Exercise – Extract every line that contains the string "recommendation".

Begin Input data

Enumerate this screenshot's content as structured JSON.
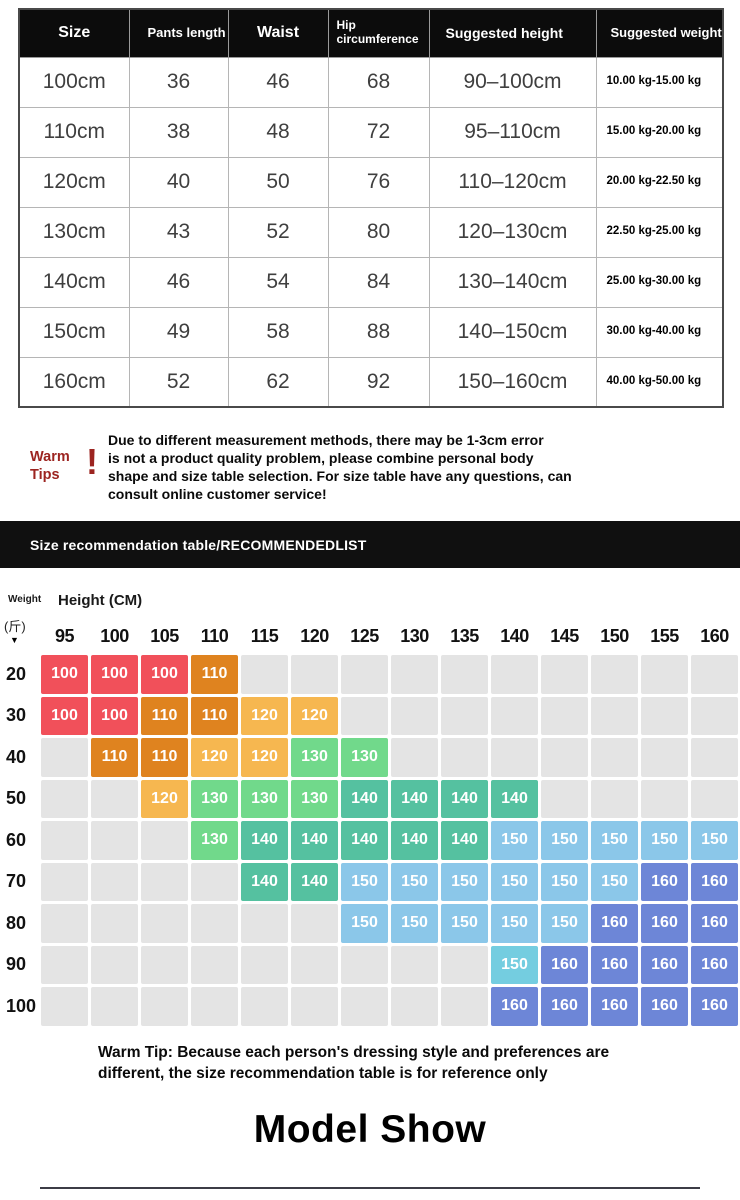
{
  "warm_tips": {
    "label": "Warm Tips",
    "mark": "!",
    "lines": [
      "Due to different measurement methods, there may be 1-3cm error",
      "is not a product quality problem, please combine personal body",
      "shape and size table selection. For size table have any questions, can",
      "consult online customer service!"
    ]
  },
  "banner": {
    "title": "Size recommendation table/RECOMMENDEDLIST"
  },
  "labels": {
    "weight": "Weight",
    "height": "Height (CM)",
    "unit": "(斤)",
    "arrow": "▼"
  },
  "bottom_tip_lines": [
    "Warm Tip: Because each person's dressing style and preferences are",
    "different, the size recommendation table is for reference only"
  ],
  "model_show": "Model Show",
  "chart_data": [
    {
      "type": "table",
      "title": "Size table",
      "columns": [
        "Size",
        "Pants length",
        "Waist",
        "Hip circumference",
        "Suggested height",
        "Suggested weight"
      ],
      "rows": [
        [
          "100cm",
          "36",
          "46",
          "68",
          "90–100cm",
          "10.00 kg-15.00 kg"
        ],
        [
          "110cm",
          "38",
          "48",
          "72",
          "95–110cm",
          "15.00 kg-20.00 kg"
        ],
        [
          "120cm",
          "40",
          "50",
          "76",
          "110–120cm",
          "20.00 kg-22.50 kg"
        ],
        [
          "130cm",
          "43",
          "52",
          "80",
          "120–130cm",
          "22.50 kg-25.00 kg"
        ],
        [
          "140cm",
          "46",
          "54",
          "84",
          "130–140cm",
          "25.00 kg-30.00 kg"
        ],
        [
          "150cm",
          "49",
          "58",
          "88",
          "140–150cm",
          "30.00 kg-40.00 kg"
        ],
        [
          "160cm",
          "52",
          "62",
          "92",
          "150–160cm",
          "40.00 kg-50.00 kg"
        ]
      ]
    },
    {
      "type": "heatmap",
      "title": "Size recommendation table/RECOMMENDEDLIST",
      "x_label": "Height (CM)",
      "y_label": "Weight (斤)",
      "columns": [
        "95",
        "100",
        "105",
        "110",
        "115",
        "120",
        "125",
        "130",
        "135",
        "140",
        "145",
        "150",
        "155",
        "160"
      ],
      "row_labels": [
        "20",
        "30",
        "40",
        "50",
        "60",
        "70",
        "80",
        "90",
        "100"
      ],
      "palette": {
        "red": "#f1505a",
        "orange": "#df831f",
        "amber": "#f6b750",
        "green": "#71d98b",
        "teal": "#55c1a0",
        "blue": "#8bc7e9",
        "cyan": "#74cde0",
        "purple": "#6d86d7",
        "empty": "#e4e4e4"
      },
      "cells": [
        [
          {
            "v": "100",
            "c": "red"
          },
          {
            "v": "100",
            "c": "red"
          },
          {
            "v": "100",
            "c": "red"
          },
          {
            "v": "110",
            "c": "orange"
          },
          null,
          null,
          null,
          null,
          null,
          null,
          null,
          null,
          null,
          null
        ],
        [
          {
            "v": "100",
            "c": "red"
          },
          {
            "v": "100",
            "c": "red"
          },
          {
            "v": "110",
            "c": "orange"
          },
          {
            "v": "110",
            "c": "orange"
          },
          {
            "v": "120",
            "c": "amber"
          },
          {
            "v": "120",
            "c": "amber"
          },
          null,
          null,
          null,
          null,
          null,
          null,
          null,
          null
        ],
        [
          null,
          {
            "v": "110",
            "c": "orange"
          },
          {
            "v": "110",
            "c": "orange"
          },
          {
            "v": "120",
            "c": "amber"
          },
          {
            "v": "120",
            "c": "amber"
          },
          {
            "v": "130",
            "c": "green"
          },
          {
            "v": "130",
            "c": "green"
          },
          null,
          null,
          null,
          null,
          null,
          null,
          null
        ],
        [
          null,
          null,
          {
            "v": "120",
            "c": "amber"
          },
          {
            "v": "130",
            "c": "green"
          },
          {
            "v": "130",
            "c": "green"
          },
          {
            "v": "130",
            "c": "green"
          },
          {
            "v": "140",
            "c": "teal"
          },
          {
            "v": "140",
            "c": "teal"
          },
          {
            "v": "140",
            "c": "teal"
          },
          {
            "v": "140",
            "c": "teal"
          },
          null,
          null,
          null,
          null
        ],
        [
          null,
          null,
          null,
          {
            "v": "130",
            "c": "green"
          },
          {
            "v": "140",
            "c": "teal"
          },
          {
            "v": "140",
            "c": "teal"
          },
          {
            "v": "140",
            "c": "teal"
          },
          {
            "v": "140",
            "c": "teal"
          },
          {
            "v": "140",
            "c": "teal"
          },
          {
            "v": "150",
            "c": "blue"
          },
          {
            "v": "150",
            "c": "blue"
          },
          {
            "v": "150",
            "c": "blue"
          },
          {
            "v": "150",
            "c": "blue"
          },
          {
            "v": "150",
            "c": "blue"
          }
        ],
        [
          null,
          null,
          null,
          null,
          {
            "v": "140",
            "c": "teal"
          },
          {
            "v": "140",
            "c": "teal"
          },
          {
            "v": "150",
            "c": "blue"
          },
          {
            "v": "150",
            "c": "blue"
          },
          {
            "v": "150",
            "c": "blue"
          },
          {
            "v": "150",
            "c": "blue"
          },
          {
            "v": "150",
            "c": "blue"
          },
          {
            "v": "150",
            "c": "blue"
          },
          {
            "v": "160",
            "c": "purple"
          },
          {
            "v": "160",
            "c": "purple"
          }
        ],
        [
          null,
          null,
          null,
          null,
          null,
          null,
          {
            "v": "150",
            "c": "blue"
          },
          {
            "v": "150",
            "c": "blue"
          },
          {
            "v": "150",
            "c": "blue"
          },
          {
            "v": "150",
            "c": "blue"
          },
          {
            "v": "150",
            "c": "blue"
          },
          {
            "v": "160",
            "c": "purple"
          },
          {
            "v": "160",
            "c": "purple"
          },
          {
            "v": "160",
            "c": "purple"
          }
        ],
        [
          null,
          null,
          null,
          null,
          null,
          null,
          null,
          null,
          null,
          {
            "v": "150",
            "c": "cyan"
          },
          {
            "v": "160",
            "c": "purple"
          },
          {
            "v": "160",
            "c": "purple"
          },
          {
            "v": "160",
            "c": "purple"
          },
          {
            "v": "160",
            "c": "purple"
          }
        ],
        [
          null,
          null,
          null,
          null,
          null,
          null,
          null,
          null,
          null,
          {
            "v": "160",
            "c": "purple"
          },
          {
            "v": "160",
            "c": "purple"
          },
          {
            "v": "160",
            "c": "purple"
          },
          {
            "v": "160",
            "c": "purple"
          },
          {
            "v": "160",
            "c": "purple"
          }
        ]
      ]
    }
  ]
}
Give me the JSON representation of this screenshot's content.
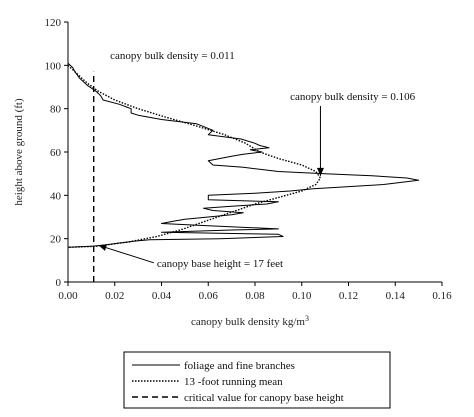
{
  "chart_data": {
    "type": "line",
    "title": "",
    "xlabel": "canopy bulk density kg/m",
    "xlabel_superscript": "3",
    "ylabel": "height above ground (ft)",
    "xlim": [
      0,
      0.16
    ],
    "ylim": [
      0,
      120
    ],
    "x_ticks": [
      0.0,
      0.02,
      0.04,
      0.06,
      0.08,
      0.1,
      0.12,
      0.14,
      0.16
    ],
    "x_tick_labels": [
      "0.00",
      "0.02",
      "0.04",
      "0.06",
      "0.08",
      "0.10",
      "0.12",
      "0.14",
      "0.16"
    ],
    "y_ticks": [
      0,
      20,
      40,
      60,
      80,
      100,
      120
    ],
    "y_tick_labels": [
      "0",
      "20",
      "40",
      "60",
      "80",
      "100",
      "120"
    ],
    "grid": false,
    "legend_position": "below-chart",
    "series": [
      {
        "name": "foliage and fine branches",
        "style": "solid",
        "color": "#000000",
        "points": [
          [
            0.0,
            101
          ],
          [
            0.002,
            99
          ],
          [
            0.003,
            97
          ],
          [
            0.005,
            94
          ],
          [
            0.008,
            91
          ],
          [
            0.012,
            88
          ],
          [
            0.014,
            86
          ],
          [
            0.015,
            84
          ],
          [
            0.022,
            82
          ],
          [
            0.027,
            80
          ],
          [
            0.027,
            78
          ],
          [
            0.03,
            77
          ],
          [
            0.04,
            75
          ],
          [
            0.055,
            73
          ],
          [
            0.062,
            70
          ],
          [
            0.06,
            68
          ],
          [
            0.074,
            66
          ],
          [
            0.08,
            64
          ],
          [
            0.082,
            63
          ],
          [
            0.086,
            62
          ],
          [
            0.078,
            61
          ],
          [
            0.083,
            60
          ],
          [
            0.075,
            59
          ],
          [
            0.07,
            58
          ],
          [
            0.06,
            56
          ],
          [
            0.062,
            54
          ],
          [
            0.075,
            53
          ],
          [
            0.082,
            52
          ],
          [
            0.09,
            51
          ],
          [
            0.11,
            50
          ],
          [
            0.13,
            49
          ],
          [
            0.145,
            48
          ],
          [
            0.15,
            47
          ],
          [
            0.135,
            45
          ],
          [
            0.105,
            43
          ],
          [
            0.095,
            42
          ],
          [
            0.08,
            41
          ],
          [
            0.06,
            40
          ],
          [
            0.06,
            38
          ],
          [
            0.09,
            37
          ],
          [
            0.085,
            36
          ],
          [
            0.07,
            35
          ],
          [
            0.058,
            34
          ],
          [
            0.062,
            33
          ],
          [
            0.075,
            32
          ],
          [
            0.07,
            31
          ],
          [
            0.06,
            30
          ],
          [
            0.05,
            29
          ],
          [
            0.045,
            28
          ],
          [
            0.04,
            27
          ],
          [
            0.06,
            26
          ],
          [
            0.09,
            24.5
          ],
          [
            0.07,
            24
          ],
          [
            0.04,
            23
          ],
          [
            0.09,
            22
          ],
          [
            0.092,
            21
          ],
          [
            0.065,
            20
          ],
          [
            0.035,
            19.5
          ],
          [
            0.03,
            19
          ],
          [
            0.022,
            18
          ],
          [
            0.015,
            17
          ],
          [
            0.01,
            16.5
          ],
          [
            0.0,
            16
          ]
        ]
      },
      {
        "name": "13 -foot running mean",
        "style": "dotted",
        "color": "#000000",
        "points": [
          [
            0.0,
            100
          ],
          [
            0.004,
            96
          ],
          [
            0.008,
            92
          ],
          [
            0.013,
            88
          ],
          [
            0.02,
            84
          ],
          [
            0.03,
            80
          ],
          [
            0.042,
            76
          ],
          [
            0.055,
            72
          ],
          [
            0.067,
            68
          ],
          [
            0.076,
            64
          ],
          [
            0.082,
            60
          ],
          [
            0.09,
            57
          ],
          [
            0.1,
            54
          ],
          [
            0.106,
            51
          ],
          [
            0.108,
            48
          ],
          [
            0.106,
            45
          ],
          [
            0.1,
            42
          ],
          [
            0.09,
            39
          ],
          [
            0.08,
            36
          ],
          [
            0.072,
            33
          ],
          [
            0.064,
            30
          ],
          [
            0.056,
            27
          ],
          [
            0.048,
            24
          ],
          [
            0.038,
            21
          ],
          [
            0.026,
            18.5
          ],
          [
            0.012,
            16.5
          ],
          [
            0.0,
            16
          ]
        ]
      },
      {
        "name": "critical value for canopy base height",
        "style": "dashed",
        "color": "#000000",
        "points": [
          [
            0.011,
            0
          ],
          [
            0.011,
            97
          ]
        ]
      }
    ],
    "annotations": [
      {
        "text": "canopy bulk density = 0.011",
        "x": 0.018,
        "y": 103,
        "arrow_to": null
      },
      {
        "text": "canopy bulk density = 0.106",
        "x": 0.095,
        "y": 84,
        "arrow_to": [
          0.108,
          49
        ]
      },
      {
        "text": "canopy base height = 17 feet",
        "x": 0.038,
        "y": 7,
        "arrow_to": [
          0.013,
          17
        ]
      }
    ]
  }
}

End Input data

Output for this exercise –
    "title": "Size recommendation table/RECOMMENDEDLIST"
    "different, the size recommendation table is for reference only"
      "title": "Size recommendation table/RECOMMENDEDLIST",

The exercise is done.